start

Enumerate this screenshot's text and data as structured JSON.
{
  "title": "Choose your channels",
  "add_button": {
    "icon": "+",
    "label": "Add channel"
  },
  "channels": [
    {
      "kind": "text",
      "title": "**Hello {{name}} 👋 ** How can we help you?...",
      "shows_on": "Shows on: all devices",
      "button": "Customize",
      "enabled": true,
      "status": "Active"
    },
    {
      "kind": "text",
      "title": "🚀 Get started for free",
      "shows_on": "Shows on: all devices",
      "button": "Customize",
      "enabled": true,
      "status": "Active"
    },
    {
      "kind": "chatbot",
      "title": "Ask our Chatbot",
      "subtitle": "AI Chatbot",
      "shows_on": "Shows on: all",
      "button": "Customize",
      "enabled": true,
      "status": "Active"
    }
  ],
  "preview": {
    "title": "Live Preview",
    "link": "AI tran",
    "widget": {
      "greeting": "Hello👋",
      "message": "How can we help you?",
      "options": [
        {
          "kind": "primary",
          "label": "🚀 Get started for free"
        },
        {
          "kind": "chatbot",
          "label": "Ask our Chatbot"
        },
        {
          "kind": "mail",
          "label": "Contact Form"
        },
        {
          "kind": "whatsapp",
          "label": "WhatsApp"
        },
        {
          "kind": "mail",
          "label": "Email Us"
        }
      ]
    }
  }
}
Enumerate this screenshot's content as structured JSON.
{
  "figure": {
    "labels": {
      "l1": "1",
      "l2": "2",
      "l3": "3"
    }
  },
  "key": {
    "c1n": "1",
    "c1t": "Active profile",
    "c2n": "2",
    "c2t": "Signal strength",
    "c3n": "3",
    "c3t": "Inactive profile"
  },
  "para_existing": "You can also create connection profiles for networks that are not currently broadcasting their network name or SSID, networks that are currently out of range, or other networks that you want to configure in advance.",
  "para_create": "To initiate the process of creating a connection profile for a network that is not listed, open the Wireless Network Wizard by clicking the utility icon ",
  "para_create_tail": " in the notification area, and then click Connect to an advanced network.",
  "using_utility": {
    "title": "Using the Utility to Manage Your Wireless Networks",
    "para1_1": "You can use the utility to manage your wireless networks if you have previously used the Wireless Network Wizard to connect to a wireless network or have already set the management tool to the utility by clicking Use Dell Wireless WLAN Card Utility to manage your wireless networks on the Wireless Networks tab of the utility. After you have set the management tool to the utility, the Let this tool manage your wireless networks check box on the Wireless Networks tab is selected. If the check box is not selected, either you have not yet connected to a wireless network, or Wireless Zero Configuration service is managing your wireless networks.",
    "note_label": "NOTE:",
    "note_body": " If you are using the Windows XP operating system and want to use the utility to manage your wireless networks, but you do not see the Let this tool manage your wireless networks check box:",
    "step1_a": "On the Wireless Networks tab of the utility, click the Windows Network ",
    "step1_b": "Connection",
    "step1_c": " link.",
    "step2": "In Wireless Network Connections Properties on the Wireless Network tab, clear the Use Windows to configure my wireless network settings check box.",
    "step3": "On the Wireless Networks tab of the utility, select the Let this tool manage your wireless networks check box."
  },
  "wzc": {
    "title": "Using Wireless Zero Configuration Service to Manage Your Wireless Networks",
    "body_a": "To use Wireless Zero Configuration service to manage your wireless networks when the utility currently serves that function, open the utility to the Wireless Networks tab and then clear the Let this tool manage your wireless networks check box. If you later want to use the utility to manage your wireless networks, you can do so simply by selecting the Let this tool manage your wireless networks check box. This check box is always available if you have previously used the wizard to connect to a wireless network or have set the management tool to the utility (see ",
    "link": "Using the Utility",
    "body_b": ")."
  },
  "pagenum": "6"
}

end

Exercise prompt =>
Extract the complete set of records unchanged.

Written response =>
Enumerate this screenshot's text and data as structured JSON.
{
  "title": "Choose your channels",
  "add_button": {
    "icon": "+",
    "label": "Add channel"
  },
  "channels": [
    {
      "kind": "text",
      "title": "**Hello {{name}} 👋 ** How can we help you?...",
      "shows_on": "Shows on: all devices",
      "button": "Customize",
      "enabled": true,
      "status": "Active"
    },
    {
      "kind": "text",
      "title": "🚀 Get started for free",
      "shows_on": "Shows on: all devices",
      "button": "Customize",
      "enabled": true,
      "status": "Active"
    },
    {
      "kind": "chatbot",
      "title": "Ask our Chatbot",
      "subtitle": "AI Chatbot",
      "shows_on": "Shows on: all",
      "button": "Customize",
      "enabled": true,
      "status": "Active"
    }
  ],
  "preview": {
    "title": "Live Preview",
    "link": "AI tran",
    "widget": {
      "greeting": "Hello👋",
      "message": "How can we help you?",
      "options": [
        {
          "kind": "primary",
          "label": "🚀 Get started for free"
        },
        {
          "kind": "chatbot",
          "label": "Ask our Chatbot"
        },
        {
          "kind": "mail",
          "label": "Contact Form"
        },
        {
          "kind": "whatsapp",
          "label": "WhatsApp"
        },
        {
          "kind": "mail",
          "label": "Email Us"
        }
      ]
    }
  }
}
Enumerate this screenshot's content as structured JSON.
{
  "figure": {
    "labels": {
      "l1": "1",
      "l2": "2",
      "l3": "3"
    }
  },
  "key": {
    "c1n": "1",
    "c1t": "Active profile",
    "c2n": "2",
    "c2t": "Signal strength",
    "c3n": "3",
    "c3t": "Inactive profile"
  },
  "para_existing": "You can also create connection profiles for networks that are not currently broadcasting their network name or SSID, networks that are currently out of range, or other networks that you want to configure in advance.",
  "para_create": "To initiate the process of creating a connection profile for a network that is not listed, open the Wireless Network Wizard by clicking the utility icon ",
  "para_create_tail": " in the notification area, and then click Connect to an advanced network.",
  "using_utility": {
    "title": "Using the Utility to Manage Your Wireless Networks",
    "para1_1": "You can use the utility to manage your wireless networks if you have previously used the Wireless Network Wizard to connect to a wireless network or have already set the management tool to the utility by clicking Use Dell Wireless WLAN Card Utility to manage your wireless networks on the Wireless Networks tab of the utility. After you have set the management tool to the utility, the Let this tool manage your wireless networks check box on the Wireless Networks tab is selected. If the check box is not selected, either you have not yet connected to a wireless network, or Wireless Zero Configuration service is managing your wireless networks.",
    "note_label": "NOTE:",
    "note_body": " If you are using the Windows XP operating system and want to use the utility to manage your wireless networks, but you do not see the Let this tool manage your wireless networks check box:",
    "step1_a": "On the Wireless Networks tab of the utility, click the Windows Network ",
    "step1_b": "Connection",
    "step1_c": " link.",
    "step2": "In Wireless Network Connections Properties on the Wireless Network tab, clear the Use Windows to configure my wireless network settings check box.",
    "step3": "On the Wireless Networks tab of the utility, select the Let this tool manage your wireless networks check box."
  },
  "wzc": {
    "title": "Using Wireless Zero Configuration Service to Manage Your Wireless Networks",
    "body_a": "To use Wireless Zero Configuration service to manage your wireless networks when the utility currently serves that function, open the utility to the Wireless Networks tab and then clear the Let this tool manage your wireless networks check box. If you later want to use the utility to manage your wireless networks, you can do so simply by selecting the Let this tool manage your wireless networks check box. This check box is always available if you have previously used the wizard to connect to a wireless network or have set the management tool to the utility (see ",
    "link": "Using the Utility",
    "body_b": ")."
  },
  "pagenum": "6"
}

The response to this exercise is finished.